Data for the task ->
#####

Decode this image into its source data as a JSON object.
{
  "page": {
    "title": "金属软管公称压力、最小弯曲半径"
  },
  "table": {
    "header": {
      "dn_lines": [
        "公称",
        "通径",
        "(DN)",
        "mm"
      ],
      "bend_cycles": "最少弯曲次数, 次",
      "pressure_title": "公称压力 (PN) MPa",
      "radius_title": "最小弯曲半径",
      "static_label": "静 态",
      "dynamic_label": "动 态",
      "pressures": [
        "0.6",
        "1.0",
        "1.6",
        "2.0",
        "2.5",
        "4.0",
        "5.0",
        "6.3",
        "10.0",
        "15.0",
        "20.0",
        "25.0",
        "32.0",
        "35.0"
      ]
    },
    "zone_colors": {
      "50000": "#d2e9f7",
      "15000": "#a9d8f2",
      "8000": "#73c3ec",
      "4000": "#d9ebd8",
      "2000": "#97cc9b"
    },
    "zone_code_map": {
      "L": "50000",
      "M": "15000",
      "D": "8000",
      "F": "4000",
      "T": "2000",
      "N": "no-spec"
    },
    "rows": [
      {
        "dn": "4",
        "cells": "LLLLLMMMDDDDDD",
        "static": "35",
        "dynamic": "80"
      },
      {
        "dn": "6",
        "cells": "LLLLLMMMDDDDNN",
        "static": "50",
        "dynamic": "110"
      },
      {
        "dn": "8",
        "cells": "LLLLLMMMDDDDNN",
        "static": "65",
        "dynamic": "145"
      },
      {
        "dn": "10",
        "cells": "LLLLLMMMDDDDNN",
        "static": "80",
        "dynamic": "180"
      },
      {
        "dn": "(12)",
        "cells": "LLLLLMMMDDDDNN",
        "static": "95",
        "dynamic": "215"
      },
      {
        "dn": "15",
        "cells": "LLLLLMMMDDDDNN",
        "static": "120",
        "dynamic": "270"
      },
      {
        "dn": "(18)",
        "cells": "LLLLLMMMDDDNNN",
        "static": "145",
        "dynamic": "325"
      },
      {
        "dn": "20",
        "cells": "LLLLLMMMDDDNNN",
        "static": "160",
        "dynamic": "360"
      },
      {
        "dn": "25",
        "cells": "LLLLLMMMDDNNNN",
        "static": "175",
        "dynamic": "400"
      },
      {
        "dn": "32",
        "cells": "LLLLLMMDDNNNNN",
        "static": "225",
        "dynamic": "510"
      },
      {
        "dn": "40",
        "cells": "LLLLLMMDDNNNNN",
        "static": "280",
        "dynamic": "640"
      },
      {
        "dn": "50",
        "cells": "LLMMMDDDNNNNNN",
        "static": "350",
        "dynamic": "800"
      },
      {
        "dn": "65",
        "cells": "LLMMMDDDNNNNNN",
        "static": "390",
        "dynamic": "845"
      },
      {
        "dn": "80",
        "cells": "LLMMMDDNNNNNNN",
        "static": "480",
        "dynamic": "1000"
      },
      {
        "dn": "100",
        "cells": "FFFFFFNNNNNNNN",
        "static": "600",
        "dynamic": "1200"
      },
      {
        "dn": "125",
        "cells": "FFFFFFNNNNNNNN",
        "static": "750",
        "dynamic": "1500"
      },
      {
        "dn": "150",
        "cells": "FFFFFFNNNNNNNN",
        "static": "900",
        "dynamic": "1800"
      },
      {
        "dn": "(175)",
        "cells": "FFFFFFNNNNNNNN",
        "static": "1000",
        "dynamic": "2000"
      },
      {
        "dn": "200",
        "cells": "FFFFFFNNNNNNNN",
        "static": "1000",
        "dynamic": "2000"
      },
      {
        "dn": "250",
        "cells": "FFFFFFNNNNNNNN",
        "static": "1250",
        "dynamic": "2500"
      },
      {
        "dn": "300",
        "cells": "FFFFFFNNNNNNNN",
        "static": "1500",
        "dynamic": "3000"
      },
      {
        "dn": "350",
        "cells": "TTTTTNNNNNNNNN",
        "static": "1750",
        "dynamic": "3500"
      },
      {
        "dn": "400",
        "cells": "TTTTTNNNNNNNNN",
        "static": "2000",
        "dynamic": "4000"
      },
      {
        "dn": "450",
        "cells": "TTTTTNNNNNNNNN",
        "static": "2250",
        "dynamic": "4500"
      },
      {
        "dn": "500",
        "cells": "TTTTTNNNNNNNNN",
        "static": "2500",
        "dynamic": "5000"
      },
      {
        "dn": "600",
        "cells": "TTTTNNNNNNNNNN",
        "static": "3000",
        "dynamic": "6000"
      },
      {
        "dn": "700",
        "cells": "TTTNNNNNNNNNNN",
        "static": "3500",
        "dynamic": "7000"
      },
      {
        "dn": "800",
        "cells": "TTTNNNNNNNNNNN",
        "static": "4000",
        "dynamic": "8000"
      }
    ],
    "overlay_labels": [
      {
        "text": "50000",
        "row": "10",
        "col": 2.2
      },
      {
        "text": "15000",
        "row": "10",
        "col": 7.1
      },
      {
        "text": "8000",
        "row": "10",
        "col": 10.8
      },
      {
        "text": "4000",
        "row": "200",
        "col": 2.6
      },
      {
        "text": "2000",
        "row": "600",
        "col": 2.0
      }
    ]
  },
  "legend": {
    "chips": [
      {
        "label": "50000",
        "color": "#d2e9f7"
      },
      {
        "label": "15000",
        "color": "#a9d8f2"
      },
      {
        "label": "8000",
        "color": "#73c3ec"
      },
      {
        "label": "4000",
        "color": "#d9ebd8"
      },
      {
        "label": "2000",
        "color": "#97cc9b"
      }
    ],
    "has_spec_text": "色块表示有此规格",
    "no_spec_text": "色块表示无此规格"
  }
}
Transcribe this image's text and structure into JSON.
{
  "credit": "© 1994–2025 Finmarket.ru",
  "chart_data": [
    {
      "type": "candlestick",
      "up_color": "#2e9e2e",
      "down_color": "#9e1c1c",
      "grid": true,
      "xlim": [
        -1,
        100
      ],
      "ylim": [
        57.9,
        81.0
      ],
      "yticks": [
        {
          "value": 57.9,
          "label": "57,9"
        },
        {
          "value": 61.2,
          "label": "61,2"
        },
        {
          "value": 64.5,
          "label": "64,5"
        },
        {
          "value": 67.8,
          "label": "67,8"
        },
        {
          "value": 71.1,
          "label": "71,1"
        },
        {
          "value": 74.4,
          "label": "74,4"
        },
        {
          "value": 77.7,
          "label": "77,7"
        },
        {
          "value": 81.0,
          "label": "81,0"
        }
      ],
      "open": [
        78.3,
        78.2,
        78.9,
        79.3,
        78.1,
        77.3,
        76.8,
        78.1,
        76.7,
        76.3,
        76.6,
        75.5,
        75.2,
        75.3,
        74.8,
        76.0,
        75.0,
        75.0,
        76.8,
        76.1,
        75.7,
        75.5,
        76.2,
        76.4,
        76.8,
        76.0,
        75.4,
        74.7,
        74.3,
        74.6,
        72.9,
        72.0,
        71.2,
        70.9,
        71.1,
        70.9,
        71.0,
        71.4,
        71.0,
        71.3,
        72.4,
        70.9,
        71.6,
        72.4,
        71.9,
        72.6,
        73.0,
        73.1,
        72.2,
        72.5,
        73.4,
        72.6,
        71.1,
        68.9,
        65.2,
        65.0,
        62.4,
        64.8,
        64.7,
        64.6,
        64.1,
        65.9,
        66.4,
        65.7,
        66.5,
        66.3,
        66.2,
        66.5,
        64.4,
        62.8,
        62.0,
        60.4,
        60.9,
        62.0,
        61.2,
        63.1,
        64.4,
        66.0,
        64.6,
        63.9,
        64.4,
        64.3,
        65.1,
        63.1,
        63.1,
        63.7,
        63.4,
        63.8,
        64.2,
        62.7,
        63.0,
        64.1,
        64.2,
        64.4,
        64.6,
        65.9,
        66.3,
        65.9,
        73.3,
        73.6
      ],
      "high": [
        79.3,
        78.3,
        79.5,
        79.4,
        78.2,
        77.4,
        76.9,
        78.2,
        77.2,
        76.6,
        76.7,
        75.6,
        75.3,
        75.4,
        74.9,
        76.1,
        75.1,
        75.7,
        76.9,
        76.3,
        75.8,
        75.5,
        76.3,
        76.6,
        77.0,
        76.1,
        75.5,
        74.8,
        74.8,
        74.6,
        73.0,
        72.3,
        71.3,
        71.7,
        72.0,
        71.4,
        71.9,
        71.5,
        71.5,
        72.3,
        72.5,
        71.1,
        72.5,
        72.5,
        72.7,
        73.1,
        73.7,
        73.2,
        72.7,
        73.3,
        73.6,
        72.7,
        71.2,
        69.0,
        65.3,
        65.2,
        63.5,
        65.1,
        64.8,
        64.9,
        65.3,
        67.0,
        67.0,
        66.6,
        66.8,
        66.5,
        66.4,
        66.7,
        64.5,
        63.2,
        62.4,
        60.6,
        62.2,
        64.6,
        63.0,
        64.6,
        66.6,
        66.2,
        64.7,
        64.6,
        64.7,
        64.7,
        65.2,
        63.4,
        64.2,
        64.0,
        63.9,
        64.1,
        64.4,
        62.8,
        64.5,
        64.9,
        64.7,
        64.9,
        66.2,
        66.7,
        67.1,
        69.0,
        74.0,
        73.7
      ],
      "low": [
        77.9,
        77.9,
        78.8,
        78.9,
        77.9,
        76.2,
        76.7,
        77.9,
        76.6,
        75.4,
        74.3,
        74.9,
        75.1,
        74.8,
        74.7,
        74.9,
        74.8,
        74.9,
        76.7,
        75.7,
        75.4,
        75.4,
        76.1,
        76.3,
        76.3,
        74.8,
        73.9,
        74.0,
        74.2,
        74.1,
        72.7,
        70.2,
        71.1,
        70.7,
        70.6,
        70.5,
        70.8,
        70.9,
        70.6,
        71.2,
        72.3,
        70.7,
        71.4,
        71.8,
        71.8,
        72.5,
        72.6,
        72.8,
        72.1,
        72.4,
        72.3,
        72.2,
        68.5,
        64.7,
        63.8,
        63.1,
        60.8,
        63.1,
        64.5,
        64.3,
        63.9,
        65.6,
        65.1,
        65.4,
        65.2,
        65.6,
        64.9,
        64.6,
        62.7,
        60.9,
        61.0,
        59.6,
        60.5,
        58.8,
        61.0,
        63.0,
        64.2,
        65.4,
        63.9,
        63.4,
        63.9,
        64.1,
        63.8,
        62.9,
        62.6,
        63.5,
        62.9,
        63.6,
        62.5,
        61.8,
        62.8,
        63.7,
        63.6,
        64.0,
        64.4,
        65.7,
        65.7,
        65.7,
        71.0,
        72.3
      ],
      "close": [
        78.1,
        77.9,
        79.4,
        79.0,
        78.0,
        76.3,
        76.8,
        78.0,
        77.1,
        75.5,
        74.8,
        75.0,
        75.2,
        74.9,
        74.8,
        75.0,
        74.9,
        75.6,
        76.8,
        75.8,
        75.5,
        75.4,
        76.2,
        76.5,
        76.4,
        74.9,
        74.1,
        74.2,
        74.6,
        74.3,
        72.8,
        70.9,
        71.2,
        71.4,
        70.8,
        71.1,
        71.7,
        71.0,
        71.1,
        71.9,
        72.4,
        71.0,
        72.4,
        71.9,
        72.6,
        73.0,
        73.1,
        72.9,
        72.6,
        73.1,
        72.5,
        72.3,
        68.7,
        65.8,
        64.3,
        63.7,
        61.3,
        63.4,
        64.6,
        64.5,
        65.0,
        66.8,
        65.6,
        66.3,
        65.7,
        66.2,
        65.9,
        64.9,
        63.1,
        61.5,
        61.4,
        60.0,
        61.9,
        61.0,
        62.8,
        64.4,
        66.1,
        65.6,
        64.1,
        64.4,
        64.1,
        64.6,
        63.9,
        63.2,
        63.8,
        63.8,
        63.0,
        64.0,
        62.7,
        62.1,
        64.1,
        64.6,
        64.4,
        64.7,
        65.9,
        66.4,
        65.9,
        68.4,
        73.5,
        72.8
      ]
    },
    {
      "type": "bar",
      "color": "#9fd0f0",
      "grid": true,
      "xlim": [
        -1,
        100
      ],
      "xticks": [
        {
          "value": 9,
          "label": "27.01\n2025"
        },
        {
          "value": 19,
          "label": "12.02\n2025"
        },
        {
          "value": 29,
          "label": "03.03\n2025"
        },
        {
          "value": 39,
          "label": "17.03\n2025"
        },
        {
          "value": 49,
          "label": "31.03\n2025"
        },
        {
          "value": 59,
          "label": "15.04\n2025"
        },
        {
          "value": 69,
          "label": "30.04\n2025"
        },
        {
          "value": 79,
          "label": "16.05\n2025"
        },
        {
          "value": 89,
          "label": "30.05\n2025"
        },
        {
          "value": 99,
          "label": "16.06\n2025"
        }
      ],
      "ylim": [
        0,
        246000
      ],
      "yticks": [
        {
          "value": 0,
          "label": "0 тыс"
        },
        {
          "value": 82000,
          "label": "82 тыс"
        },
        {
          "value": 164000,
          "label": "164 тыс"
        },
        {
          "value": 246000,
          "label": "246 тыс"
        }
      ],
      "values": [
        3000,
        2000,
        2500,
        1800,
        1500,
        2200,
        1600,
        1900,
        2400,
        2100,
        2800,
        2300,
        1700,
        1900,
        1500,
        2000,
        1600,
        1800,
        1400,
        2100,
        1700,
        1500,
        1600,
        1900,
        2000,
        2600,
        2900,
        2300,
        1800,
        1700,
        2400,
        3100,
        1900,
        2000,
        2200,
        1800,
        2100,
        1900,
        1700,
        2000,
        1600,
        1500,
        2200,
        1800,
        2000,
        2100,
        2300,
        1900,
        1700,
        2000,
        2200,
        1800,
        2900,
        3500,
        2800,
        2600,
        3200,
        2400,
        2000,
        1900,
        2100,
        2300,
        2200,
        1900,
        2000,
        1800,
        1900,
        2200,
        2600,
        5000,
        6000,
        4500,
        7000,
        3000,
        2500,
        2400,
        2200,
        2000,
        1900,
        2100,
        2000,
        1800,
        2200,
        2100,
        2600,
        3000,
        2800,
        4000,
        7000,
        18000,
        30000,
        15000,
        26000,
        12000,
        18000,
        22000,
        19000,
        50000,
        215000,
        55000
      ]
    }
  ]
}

#####

From the material, report only how many lines include the word "image".

2